▶ WORK REQUEST
With the pictures left out, write out the records verbatim.

▶ SOURCE MATERIAL
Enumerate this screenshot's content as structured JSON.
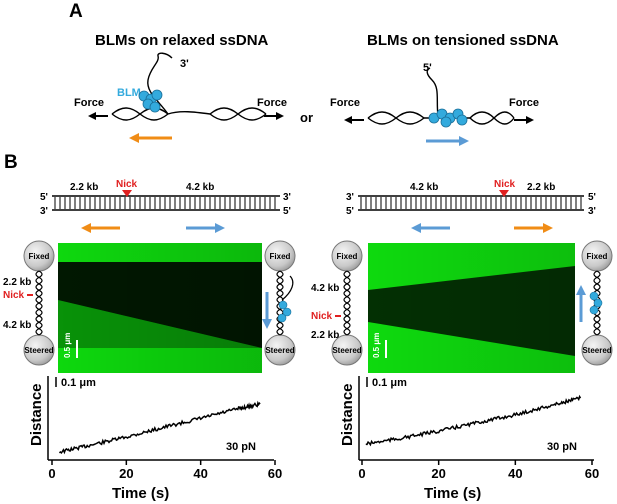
{
  "colors": {
    "bg": "#ffffff",
    "ink": "#000000",
    "orange": "#f08c16",
    "blue": "#5b9bd5",
    "blm": "#33aadd",
    "nick": "#e02020",
    "kymo_green": "#0fe40f",
    "bead_light": "#f4f4f4",
    "bead_dark": "#9a9a9a"
  },
  "panelA": {
    "label": "A",
    "left": {
      "title": "BLMs on relaxed ssDNA",
      "end_label": "3'",
      "protein_label": "BLM",
      "force_left": "Force",
      "force_right": "Force"
    },
    "or": "or",
    "right": {
      "title": "BLMs on tensioned ssDNA",
      "end_label": "5'",
      "force_left": "Force",
      "force_right": "Force"
    }
  },
  "panelB": {
    "label": "B",
    "left": {
      "dna_top_left": "5'",
      "dna_top_right": "3'",
      "dna_bottom_left": "3'",
      "dna_bottom_right": "5'",
      "segment_left": "2.2 kb",
      "segment_right": "4.2 kb",
      "nick": "Nick",
      "bead_top": "Fixed",
      "bead_bottom": "Steered",
      "tether_top_label": "2.2 kb",
      "tether_nick_label": "Nick",
      "tether_bottom_label": "4.2 kb",
      "scalebar": "0.5 μm",
      "plot_scale": "0.1 μm",
      "ylabel": "Distance",
      "xlabel": "Time (s)",
      "force": "30 pN",
      "xticks": [
        "0",
        "20",
        "40",
        "60"
      ]
    },
    "right": {
      "dna_top_left": "3'",
      "dna_top_right": "5'",
      "dna_bottom_left": "5'",
      "dna_bottom_right": "3'",
      "segment_left": "4.2 kb",
      "segment_right": "2.2 kb",
      "nick": "Nick",
      "bead_top": "Fixed",
      "bead_bottom": "Steered",
      "tether_top_label": "4.2 kb",
      "tether_nick_label": "Nick",
      "tether_bottom_label": "2.2 kb",
      "scalebar": "0.5 μm",
      "plot_scale": "0.1 μm",
      "ylabel": "Distance",
      "xlabel": "Time (s)",
      "force": "30 pN",
      "xticks": [
        "0",
        "20",
        "40",
        "60"
      ]
    }
  },
  "chart_data": [
    {
      "type": "line",
      "xlabel": "Time (s)",
      "ylabel": "Distance",
      "xlim": [
        0,
        60
      ],
      "series": [
        {
          "x": [
            2,
            10,
            20,
            30,
            40,
            50,
            56
          ],
          "y": [
            0.0,
            0.11,
            0.25,
            0.41,
            0.56,
            0.72,
            0.8
          ]
        }
      ]
    },
    {
      "type": "line",
      "xlabel": "Time (s)",
      "ylabel": "Distance",
      "xlim": [
        0,
        60
      ],
      "series": [
        {
          "x": [
            1,
            10,
            20,
            30,
            40,
            50,
            57
          ],
          "y": [
            0.0,
            0.1,
            0.23,
            0.38,
            0.52,
            0.7,
            0.82
          ]
        }
      ]
    }
  ]
}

▶ COMPLETED TASK
Enumerate this screenshot's content as structured JSON.
{
  "colors": {
    "bg": "#ffffff",
    "ink": "#000000",
    "orange": "#f08c16",
    "blue": "#5b9bd5",
    "blm": "#33aadd",
    "nick": "#e02020",
    "kymo_green": "#0fe40f",
    "bead_light": "#f4f4f4",
    "bead_dark": "#9a9a9a"
  },
  "panelA": {
    "label": "A",
    "left": {
      "title": "BLMs on relaxed ssDNA",
      "end_label": "3'",
      "protein_label": "BLM",
      "force_left": "Force",
      "force_right": "Force"
    },
    "or": "or",
    "right": {
      "title": "BLMs on tensioned ssDNA",
      "end_label": "5'",
      "force_left": "Force",
      "force_right": "Force"
    }
  },
  "panelB": {
    "label": "B",
    "left": {
      "dna_top_left": "5'",
      "dna_top_right": "3'",
      "dna_bottom_left": "3'",
      "dna_bottom_right": "5'",
      "segment_left": "2.2 kb",
      "segment_right": "4.2 kb",
      "nick": "Nick",
      "bead_top": "Fixed",
      "bead_bottom": "Steered",
      "tether_top_label": "2.2 kb",
      "tether_nick_label": "Nick",
      "tether_bottom_label": "4.2 kb",
      "scalebar": "0.5 μm",
      "plot_scale": "0.1 μm",
      "ylabel": "Distance",
      "xlabel": "Time (s)",
      "force": "30 pN",
      "xticks": [
        "0",
        "20",
        "40",
        "60"
      ]
    },
    "right": {
      "dna_top_left": "3'",
      "dna_top_right": "5'",
      "dna_bottom_left": "5'",
      "dna_bottom_right": "3'",
      "segment_left": "4.2 kb",
      "segment_right": "2.2 kb",
      "nick": "Nick",
      "bead_top": "Fixed",
      "bead_bottom": "Steered",
      "tether_top_label": "4.2 kb",
      "tether_nick_label": "Nick",
      "tether_bottom_label": "2.2 kb",
      "scalebar": "0.5 μm",
      "plot_scale": "0.1 μm",
      "ylabel": "Distance",
      "xlabel": "Time (s)",
      "force": "30 pN",
      "xticks": [
        "0",
        "20",
        "40",
        "60"
      ]
    }
  },
  "chart_data": [
    {
      "type": "line",
      "xlabel": "Time (s)",
      "ylabel": "Distance",
      "xlim": [
        0,
        60
      ],
      "series": [
        {
          "x": [
            2,
            10,
            20,
            30,
            40,
            50,
            56
          ],
          "y": [
            0.0,
            0.11,
            0.25,
            0.41,
            0.56,
            0.72,
            0.8
          ]
        }
      ]
    },
    {
      "type": "line",
      "xlabel": "Time (s)",
      "ylabel": "Distance",
      "xlim": [
        0,
        60
      ],
      "series": [
        {
          "x": [
            1,
            10,
            20,
            30,
            40,
            50,
            57
          ],
          "y": [
            0.0,
            0.1,
            0.23,
            0.38,
            0.52,
            0.7,
            0.82
          ]
        }
      ]
    }
  ]
}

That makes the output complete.